(Source data)

/---

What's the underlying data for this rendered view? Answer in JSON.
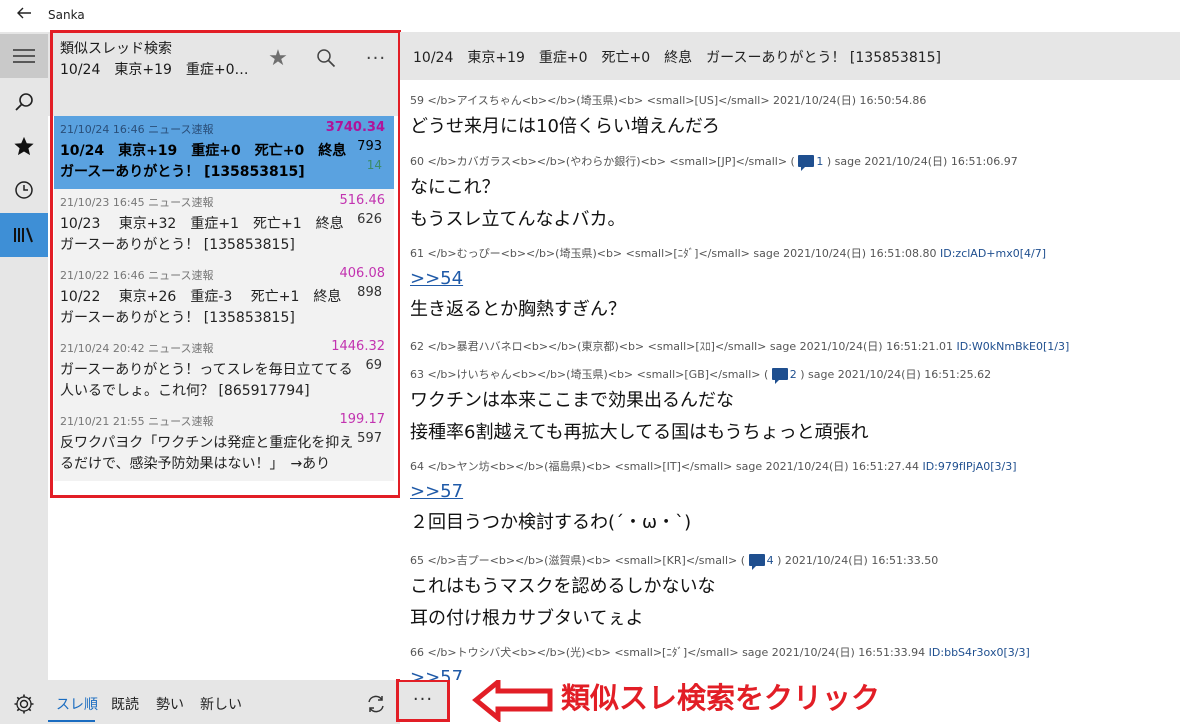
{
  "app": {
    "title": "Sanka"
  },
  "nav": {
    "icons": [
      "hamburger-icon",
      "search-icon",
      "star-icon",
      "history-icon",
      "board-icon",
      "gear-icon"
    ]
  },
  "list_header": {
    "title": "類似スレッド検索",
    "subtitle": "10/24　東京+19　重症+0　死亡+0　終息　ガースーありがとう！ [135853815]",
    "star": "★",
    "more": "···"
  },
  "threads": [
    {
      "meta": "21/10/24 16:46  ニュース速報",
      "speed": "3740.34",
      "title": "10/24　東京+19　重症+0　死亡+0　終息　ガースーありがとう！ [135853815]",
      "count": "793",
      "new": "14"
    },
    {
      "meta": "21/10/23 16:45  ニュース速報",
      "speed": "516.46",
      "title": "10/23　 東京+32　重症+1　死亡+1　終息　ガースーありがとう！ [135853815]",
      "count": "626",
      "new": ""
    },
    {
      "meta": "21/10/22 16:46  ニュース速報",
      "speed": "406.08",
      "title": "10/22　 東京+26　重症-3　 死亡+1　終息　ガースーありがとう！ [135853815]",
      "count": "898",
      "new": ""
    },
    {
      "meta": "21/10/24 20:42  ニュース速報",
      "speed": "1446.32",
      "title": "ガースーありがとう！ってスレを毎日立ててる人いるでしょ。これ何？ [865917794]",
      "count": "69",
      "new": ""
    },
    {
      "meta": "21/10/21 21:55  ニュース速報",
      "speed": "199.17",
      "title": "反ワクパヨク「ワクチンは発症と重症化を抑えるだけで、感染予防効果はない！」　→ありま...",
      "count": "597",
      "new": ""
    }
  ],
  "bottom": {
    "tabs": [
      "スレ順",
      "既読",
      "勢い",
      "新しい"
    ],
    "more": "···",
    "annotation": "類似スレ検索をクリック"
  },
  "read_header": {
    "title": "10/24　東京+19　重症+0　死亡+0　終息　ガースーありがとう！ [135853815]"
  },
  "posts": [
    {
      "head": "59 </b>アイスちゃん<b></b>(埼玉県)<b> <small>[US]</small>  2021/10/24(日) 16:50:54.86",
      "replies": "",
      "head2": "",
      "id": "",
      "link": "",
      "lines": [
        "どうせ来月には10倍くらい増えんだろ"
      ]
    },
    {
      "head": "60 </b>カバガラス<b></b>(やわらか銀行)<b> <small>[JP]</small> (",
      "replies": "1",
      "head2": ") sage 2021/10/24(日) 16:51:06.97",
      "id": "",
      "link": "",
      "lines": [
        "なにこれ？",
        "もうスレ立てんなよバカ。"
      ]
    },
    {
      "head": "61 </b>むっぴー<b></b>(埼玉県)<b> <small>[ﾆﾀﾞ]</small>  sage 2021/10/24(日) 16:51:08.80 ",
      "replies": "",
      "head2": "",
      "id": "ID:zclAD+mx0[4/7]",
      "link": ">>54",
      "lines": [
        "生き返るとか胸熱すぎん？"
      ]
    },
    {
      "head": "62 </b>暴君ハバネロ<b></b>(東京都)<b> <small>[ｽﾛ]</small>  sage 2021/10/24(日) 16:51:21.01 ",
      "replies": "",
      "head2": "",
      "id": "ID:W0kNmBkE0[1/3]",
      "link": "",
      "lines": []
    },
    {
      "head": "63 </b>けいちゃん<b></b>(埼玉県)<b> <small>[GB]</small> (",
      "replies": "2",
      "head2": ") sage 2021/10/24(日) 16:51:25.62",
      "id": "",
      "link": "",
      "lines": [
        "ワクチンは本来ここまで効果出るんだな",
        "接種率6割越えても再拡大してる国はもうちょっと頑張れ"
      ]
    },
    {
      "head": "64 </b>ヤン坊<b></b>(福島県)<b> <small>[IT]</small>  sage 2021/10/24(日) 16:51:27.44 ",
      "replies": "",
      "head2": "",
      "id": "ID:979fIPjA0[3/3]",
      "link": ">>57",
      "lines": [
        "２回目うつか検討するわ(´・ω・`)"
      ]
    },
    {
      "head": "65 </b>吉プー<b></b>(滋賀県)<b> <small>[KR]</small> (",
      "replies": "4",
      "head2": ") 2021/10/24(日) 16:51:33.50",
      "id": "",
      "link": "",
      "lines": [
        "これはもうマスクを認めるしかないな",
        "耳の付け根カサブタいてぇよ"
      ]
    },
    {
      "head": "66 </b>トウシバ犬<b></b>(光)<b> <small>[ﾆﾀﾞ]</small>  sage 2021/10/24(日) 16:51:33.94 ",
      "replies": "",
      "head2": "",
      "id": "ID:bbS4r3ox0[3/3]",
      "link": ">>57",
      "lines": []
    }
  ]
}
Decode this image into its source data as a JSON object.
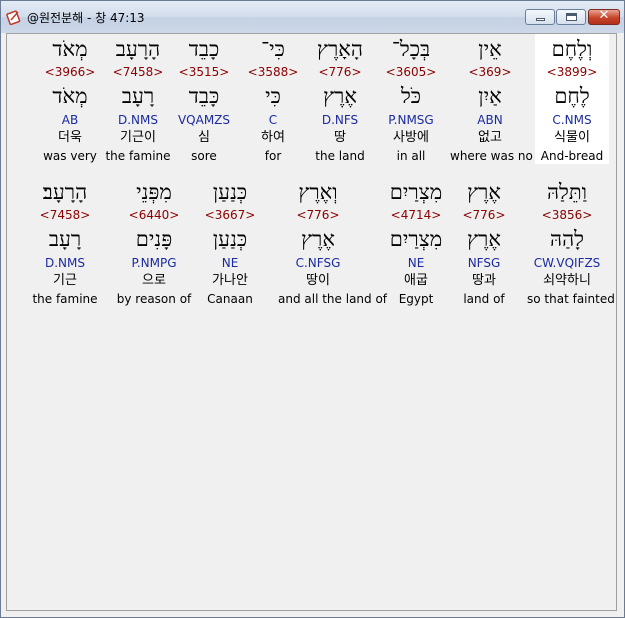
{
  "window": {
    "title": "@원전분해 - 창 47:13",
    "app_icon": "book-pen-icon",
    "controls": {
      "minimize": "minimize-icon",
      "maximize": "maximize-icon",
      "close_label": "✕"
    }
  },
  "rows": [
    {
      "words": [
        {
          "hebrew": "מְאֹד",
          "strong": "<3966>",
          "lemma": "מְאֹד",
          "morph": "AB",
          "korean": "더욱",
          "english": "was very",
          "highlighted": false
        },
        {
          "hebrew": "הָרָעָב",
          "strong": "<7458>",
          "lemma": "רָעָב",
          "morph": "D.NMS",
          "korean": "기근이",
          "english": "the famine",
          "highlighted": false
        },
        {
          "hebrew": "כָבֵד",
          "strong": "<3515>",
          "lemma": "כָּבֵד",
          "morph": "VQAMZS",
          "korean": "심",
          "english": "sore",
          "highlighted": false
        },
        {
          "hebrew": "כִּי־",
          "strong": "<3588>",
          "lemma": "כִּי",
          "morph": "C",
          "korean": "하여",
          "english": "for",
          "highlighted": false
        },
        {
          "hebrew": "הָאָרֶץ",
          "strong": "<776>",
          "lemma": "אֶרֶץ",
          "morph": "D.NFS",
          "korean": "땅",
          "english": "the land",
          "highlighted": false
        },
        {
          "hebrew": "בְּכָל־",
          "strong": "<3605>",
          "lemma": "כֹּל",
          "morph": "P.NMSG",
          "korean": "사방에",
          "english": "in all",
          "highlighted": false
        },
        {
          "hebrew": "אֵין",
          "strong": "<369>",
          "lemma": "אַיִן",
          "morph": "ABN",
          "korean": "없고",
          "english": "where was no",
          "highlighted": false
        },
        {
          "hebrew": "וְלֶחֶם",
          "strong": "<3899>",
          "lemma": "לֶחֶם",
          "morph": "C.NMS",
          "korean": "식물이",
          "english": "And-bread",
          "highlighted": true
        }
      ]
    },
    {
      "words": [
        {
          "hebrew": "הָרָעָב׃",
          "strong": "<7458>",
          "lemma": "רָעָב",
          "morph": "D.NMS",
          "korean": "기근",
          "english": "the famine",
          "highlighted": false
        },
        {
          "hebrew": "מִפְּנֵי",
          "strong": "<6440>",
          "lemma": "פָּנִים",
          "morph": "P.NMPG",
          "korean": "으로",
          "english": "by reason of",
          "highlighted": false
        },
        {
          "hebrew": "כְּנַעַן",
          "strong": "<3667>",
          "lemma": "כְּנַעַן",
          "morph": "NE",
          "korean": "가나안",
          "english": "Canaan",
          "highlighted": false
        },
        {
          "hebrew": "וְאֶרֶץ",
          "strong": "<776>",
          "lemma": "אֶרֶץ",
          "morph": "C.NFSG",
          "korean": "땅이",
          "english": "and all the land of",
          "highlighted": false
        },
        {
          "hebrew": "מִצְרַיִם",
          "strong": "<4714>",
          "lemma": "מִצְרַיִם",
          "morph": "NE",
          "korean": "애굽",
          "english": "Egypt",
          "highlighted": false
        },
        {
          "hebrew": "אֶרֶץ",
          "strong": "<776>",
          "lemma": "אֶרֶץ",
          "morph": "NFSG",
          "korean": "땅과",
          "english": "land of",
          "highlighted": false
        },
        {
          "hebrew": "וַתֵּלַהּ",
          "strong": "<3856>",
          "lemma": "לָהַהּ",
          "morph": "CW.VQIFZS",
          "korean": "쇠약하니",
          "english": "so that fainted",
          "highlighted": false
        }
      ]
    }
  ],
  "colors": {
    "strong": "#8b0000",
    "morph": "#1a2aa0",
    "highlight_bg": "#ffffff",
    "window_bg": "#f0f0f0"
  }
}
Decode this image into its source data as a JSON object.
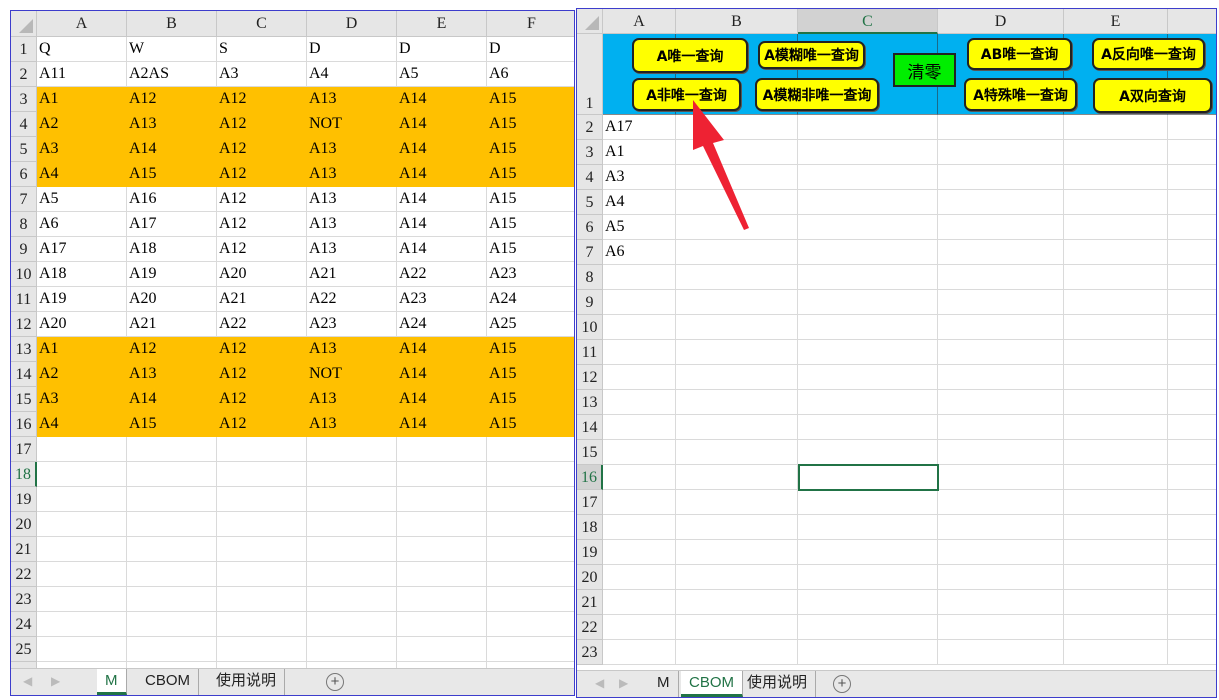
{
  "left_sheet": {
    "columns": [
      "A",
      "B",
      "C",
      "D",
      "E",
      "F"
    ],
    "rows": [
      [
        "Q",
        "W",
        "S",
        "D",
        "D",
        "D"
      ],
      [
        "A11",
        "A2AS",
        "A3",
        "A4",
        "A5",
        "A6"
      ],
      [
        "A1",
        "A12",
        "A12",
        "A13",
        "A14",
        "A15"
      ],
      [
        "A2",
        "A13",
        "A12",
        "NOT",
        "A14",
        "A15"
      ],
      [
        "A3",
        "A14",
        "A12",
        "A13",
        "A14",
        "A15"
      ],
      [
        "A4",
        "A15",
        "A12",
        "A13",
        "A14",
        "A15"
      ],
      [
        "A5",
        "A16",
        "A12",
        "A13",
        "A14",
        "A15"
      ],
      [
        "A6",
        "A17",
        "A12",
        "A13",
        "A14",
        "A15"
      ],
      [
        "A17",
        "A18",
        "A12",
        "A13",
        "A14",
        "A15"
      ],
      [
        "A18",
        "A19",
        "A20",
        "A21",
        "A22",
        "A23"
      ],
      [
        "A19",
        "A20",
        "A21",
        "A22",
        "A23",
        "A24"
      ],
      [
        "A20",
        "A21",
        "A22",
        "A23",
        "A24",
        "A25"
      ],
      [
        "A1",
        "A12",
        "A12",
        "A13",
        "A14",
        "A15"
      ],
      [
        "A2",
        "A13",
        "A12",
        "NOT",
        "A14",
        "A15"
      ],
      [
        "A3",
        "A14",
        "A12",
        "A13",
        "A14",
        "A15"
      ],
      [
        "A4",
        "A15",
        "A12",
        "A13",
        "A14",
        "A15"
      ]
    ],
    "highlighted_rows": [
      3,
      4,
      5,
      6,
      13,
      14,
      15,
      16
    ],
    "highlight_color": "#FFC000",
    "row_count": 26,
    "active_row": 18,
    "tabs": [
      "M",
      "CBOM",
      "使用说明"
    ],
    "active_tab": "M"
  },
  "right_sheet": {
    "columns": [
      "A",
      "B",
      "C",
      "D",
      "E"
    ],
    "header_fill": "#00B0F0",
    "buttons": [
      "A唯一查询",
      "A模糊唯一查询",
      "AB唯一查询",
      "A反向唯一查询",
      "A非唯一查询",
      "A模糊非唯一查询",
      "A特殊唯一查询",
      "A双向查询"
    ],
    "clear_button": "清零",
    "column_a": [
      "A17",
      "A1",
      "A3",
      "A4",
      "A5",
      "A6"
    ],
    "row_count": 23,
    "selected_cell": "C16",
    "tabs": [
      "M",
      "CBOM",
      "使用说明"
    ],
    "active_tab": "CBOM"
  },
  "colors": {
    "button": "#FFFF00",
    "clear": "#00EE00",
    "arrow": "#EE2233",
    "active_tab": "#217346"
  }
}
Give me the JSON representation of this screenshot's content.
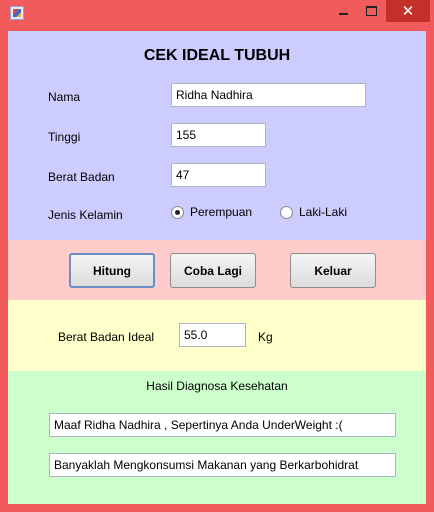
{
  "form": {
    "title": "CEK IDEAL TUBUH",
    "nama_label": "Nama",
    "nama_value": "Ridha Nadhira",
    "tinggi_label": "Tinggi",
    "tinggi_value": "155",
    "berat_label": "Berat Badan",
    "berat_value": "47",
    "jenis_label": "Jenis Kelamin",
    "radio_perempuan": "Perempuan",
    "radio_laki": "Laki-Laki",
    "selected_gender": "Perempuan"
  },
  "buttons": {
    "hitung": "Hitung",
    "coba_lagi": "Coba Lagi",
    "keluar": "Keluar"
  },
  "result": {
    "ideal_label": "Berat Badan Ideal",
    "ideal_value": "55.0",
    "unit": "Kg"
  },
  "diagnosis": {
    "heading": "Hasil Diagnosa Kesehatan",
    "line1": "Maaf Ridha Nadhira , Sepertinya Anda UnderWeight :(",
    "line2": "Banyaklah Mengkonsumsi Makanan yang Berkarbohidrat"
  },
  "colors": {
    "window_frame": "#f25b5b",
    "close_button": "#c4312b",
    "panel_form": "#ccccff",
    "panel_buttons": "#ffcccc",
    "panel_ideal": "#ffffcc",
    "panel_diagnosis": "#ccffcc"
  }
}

\---

(Exercise prompt): Reproduce every line from the entries that holds the word "Ridha".

(Answer to this task):
    "nama_value": "Ridha Nadhira",
    "line1": "Maaf Ridha Nadhira , Sepertinya Anda UnderWeight :(",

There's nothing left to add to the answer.